== Stated problem ==
Omit the pictures, then write out every entry exactly as it reads.

Dataset excerpt
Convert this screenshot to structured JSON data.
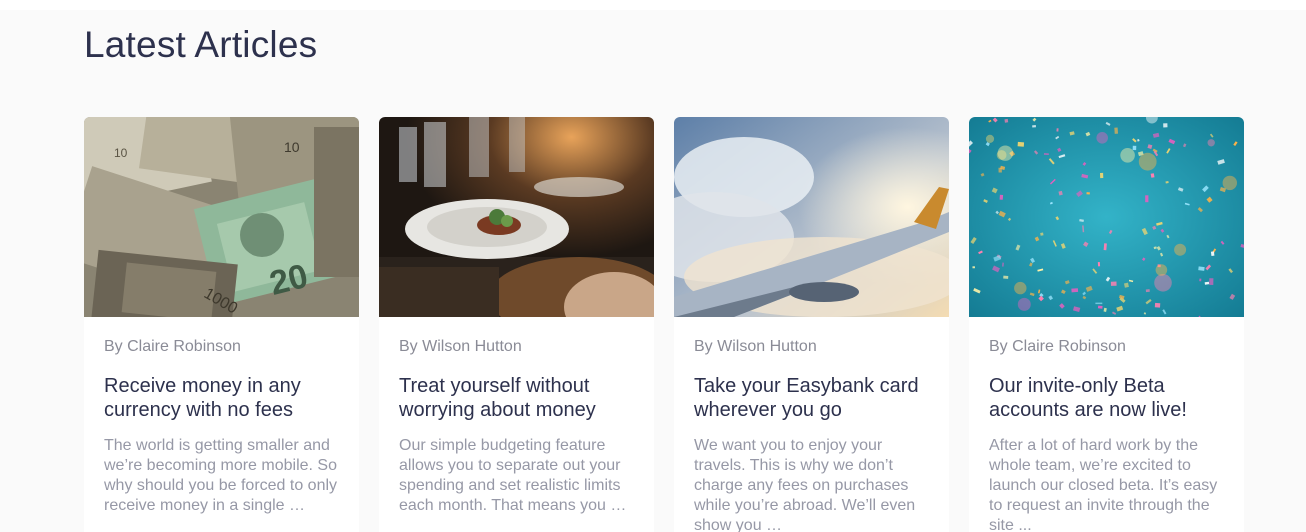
{
  "section": {
    "heading": "Latest Articles"
  },
  "articles": [
    {
      "image": "money-photo",
      "author": "By Claire Robinson",
      "title": "Receive money in any currency with no fees",
      "excerpt": "The world is getting smaller and we’re becoming more mobile. So why should you be forced to only receive money in a single …"
    },
    {
      "image": "restaurant-photo",
      "author": "By Wilson Hutton",
      "title": "Treat yourself without worrying about money",
      "excerpt": "Our simple budgeting feature allows you to separate out your spending and set realistic limits each month. That means you …"
    },
    {
      "image": "plane-wing-photo",
      "author": "By Wilson Hutton",
      "title": "Take your Easybank card wherever you go",
      "excerpt": "We want you to enjoy your travels. This is why we don’t charge any fees on purchases while you’re abroad. We’ll even show you …"
    },
    {
      "image": "confetti-photo",
      "author": "By Claire Robinson",
      "title": "Our invite-only Beta accounts are now live!",
      "excerpt": "After a lot of hard work by the whole team, we’re excited to launch our closed beta. It’s easy to request an invite through the site ..."
    }
  ]
}
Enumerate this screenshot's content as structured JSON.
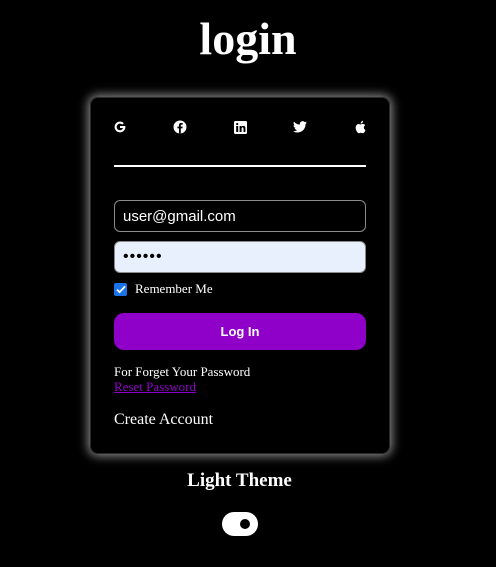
{
  "page": {
    "title": "login"
  },
  "social": {
    "icons": [
      "google-icon",
      "facebook-icon",
      "linkedin-icon",
      "twitter-icon",
      "apple-icon"
    ]
  },
  "form": {
    "email_value": "user@gmail.com",
    "password_value": "••••••",
    "remember_label": "Remember Me",
    "remember_checked": true,
    "login_label": "Log In",
    "forgot_text": "For Forget Your Password",
    "reset_link": "Reset Password",
    "create_account": "Create Account"
  },
  "theme": {
    "label": "Light Theme",
    "toggle_on": true
  },
  "colors": {
    "accent": "#8f00c8",
    "background": "#000000",
    "checkbox": "#1a73e8",
    "password_fill": "#e8f0fe"
  }
}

== The completed task ==
Convert this screenshot to structured JSON data.
{
  "section": {
    "heading": "Latest Articles"
  },
  "articles": [
    {
      "image": "money-photo",
      "author": "By Claire Robinson",
      "title": "Receive money in any currency with no fees",
      "excerpt": "The world is getting smaller and we’re becoming more mobile. So why should you be forced to only receive money in a single …"
    },
    {
      "image": "restaurant-photo",
      "author": "By Wilson Hutton",
      "title": "Treat yourself without worrying about money",
      "excerpt": "Our simple budgeting feature allows you to separate out your spending and set realistic limits each month. That means you …"
    },
    {
      "image": "plane-wing-photo",
      "author": "By Wilson Hutton",
      "title": "Take your Easybank card wherever you go",
      "excerpt": "We want you to enjoy your travels. This is why we don’t charge any fees on purchases while you’re abroad. We’ll even show you …"
    },
    {
      "image": "confetti-photo",
      "author": "By Claire Robinson",
      "title": "Our invite-only Beta accounts are now live!",
      "excerpt": "After a lot of hard work by the whole team, we’re excited to launch our closed beta. It’s easy to request an invite through the site ..."
    }
  ]
}
Enumerate this screenshot's content as structured JSON.
{
  "page": {
    "title": "login"
  },
  "social": {
    "icons": [
      "google-icon",
      "facebook-icon",
      "linkedin-icon",
      "twitter-icon",
      "apple-icon"
    ]
  },
  "form": {
    "email_value": "user@gmail.com",
    "password_value": "••••••",
    "remember_label": "Remember Me",
    "remember_checked": true,
    "login_label": "Log In",
    "forgot_text": "For Forget Your Password",
    "reset_link": "Reset Password",
    "create_account": "Create Account"
  },
  "theme": {
    "label": "Light Theme",
    "toggle_on": true
  },
  "colors": {
    "accent": "#8f00c8",
    "background": "#000000",
    "checkbox": "#1a73e8",
    "password_fill": "#e8f0fe"
  }
}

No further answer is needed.